(Records)

<<<<

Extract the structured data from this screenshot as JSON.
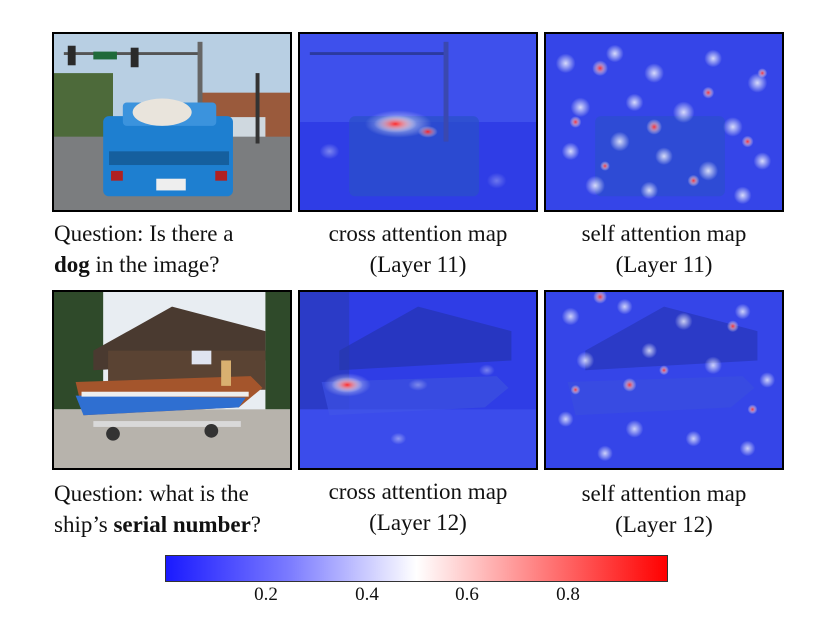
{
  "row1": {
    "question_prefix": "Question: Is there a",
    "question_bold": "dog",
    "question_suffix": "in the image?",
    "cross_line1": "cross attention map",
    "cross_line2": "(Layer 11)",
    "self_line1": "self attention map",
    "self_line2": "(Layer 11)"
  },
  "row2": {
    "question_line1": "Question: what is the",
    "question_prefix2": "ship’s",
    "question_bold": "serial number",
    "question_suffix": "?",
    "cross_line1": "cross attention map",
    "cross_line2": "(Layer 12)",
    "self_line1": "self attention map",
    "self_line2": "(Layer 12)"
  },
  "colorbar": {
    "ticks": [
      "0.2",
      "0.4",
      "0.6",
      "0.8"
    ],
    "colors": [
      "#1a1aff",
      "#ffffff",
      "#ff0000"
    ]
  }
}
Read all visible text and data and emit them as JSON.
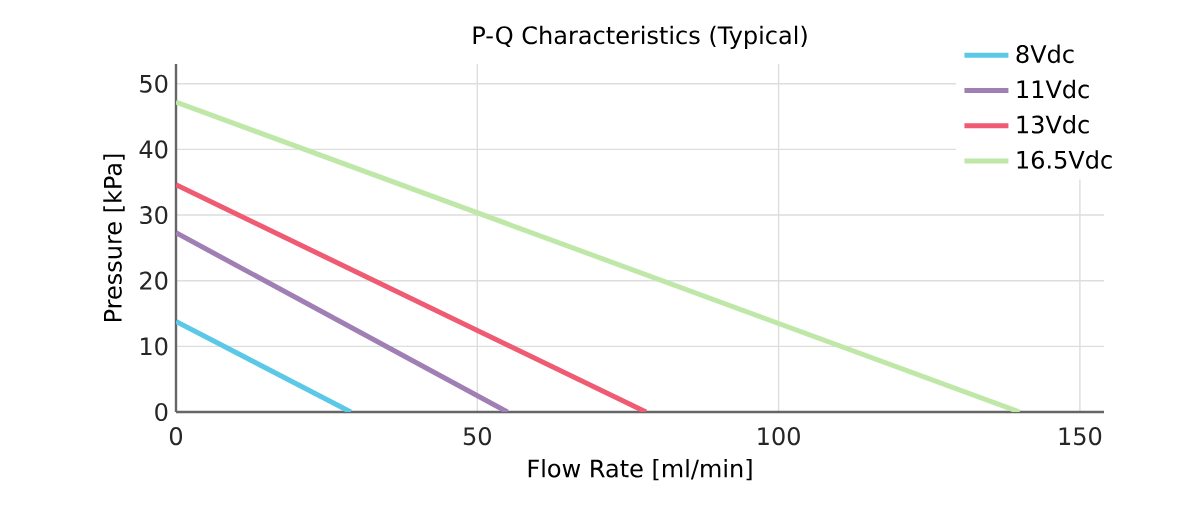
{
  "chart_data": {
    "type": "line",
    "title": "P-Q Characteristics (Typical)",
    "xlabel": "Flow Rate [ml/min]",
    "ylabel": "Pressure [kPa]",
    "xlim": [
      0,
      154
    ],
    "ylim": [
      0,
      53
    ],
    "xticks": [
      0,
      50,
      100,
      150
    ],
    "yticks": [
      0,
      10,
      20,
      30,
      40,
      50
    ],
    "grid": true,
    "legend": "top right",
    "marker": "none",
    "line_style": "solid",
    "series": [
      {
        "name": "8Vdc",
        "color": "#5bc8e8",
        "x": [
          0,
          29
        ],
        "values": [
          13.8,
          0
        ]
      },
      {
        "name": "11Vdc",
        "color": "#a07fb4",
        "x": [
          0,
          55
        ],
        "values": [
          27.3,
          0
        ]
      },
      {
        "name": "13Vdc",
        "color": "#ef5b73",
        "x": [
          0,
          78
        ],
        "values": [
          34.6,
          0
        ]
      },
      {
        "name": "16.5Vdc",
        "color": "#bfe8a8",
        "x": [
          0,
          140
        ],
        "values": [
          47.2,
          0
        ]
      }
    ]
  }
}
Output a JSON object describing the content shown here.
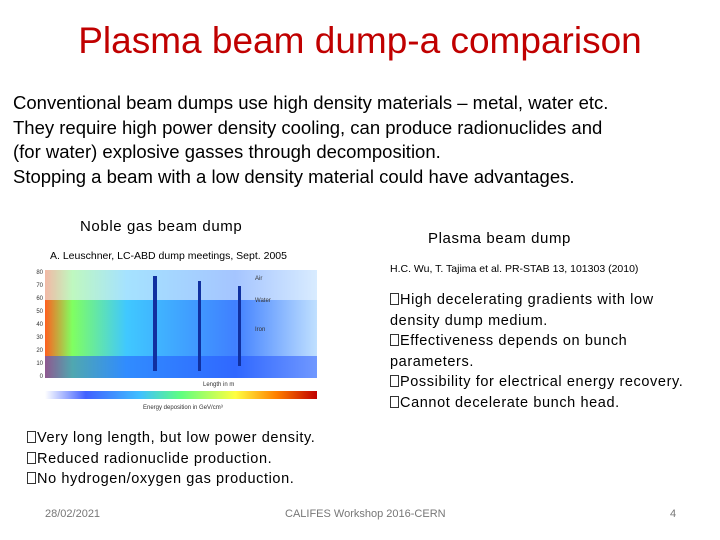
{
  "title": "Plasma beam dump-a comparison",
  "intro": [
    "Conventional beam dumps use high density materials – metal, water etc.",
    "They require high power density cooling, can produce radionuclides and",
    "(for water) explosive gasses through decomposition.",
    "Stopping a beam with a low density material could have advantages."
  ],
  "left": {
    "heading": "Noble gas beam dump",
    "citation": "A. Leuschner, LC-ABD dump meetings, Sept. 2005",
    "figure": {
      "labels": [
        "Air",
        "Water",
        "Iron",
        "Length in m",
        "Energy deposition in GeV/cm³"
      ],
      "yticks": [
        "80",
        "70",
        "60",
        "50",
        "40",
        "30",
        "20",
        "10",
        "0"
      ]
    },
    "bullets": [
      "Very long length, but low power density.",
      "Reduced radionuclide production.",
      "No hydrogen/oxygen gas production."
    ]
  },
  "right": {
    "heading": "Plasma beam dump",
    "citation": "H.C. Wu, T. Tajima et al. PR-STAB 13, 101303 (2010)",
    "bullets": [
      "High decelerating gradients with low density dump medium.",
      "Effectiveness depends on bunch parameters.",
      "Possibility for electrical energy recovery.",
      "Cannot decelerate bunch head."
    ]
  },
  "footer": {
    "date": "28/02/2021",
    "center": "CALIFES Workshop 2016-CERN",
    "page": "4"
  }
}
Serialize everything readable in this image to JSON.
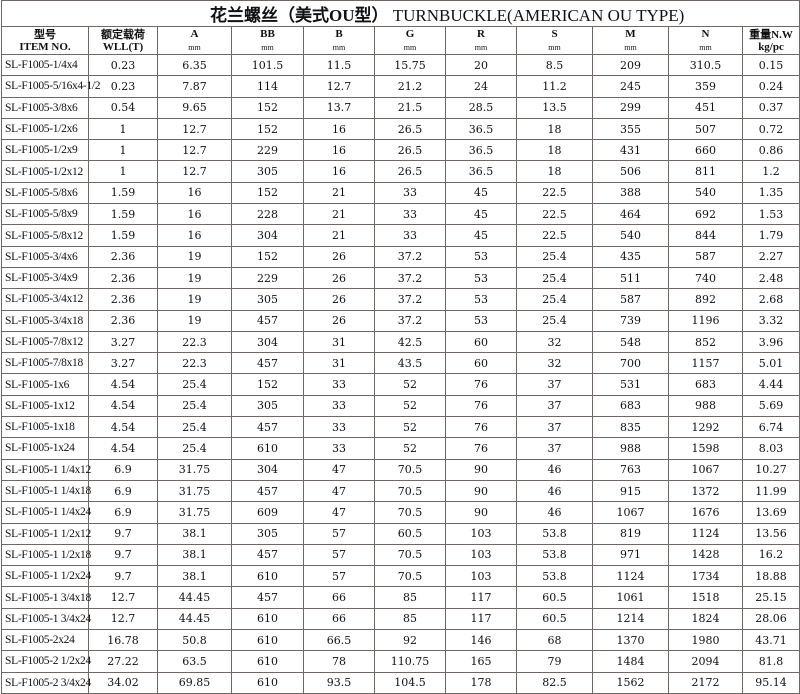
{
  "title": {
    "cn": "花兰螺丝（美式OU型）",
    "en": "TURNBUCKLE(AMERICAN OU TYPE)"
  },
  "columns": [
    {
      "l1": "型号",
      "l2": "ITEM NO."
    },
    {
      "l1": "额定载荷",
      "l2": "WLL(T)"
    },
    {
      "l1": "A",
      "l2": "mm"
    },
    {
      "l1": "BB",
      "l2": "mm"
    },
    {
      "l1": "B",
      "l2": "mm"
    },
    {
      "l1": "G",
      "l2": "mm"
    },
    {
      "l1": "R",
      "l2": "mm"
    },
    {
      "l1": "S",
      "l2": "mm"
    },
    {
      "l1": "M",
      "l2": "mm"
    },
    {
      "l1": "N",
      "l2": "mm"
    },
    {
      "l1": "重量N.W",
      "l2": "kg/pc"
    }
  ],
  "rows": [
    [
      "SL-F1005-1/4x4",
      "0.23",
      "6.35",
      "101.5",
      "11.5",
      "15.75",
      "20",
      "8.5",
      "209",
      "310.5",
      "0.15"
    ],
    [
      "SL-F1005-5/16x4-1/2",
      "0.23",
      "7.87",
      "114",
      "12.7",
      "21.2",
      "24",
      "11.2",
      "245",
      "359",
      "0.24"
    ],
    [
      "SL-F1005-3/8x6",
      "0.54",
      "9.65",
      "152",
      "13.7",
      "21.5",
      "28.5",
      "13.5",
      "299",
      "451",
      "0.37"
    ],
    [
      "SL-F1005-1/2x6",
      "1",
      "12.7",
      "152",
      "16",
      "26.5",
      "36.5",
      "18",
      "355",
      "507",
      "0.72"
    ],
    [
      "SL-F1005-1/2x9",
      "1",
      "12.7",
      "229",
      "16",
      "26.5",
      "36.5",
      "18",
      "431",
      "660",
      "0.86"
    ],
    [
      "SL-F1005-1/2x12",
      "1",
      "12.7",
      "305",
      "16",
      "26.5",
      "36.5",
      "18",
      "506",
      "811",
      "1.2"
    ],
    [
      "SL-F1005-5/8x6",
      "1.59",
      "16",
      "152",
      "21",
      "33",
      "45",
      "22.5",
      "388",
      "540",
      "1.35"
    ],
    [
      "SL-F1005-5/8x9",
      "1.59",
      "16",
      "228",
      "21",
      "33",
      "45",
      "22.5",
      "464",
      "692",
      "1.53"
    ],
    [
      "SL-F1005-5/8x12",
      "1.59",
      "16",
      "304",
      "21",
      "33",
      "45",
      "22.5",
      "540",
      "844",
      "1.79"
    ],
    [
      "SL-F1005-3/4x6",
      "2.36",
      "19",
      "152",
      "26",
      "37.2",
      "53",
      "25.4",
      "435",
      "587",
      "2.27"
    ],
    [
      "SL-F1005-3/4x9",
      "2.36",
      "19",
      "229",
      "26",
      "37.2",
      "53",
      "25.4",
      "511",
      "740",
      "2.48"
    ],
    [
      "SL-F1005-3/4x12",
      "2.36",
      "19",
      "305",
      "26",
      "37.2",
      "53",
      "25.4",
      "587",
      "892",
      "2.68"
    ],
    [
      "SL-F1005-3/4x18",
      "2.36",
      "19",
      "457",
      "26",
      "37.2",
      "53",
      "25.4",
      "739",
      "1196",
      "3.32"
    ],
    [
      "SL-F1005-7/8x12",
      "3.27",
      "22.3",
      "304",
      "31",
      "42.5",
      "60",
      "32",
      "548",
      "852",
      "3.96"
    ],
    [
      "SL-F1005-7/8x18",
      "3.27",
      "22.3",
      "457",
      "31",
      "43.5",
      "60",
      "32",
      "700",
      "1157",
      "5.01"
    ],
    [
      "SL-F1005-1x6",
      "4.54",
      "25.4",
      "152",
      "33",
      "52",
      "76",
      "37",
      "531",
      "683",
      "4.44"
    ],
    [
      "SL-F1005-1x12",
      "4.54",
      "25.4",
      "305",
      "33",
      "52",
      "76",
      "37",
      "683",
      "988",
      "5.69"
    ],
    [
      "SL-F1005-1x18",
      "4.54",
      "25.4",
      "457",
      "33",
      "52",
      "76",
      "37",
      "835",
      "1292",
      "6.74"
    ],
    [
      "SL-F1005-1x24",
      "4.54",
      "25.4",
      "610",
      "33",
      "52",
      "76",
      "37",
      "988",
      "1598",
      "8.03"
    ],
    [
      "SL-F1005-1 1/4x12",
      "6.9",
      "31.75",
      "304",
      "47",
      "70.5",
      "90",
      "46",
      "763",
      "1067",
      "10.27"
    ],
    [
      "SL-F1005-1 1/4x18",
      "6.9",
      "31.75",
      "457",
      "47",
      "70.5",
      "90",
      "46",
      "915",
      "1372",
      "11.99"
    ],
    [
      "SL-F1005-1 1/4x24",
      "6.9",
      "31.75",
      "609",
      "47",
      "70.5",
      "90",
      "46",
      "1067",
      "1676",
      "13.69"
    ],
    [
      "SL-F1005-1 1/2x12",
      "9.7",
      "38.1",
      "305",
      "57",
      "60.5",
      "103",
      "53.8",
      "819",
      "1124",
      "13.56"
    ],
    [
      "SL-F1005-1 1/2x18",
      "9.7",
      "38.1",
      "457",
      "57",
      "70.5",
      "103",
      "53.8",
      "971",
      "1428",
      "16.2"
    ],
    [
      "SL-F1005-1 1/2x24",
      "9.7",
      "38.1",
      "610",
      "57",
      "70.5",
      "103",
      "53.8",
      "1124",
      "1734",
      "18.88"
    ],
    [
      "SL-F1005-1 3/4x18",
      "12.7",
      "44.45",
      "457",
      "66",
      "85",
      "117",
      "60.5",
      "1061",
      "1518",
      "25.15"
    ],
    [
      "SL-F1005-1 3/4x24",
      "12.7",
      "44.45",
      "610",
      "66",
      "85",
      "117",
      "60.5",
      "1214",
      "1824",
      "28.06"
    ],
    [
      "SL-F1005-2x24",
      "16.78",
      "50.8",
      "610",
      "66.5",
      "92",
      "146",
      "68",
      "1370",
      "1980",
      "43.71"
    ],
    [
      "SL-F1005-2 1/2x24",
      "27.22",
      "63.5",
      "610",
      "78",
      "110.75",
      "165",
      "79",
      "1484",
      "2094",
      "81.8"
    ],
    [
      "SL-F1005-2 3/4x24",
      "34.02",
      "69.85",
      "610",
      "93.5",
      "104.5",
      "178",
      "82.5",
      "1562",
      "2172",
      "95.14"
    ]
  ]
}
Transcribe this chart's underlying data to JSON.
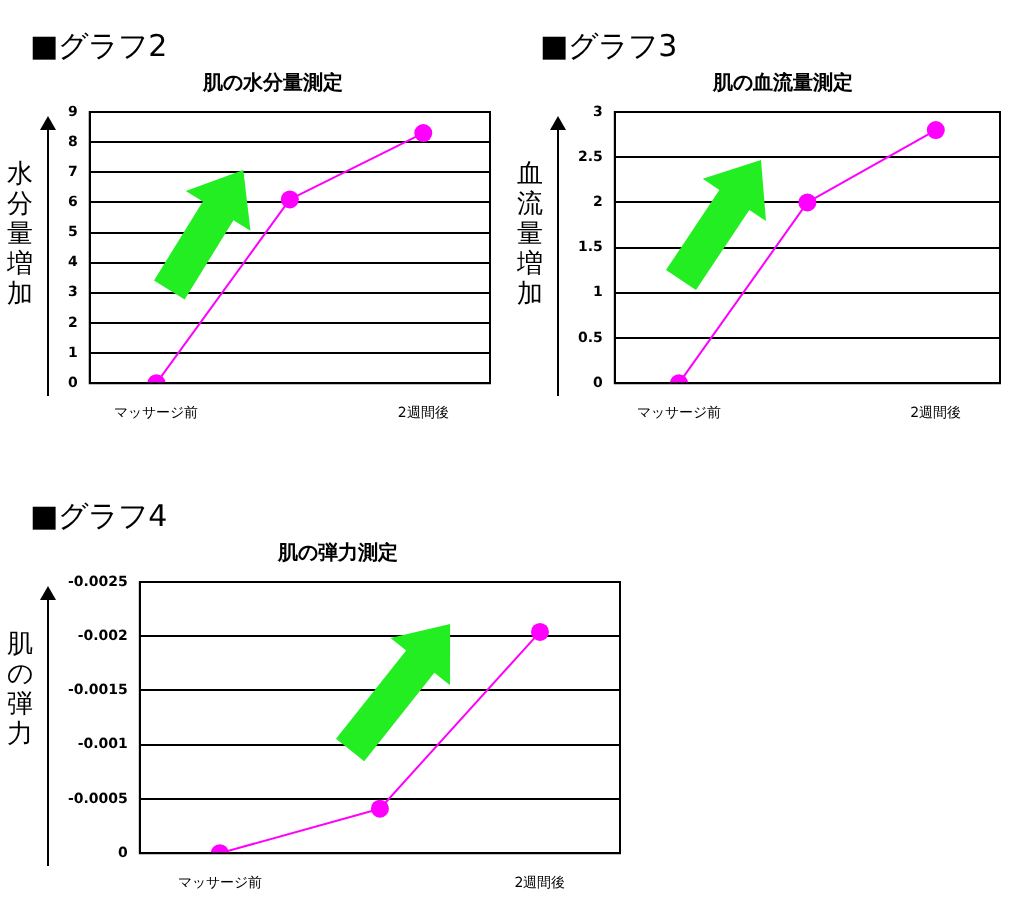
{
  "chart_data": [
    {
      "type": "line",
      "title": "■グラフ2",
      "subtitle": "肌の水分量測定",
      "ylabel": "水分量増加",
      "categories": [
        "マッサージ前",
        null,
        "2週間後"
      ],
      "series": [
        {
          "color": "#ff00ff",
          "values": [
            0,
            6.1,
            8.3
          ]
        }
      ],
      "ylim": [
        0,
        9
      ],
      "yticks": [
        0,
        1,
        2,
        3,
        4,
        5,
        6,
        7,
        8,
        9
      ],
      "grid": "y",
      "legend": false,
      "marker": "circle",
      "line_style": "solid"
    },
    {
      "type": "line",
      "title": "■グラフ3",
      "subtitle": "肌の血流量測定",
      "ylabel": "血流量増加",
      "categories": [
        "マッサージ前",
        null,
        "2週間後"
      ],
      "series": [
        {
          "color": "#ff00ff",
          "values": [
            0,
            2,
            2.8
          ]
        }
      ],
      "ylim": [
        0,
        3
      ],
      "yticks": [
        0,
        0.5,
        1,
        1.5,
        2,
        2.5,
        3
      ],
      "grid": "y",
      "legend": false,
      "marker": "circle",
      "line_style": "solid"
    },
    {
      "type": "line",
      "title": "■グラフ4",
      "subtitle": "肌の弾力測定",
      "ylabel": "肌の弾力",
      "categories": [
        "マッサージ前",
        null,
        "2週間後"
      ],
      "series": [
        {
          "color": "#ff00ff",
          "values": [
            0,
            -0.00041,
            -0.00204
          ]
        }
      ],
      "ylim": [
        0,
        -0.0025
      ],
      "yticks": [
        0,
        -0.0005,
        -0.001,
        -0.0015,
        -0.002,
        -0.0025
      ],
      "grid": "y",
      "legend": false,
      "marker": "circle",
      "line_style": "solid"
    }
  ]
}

>>>>

Required work -
Show every line above in which the word "ylabel" occurs.

Solution for this task -
    "ylabel": "Pressure [kPa]",
      "ylabel": "水分量増加",
      "ylabel": "血流量増加",
      "ylabel": "肌の弾力",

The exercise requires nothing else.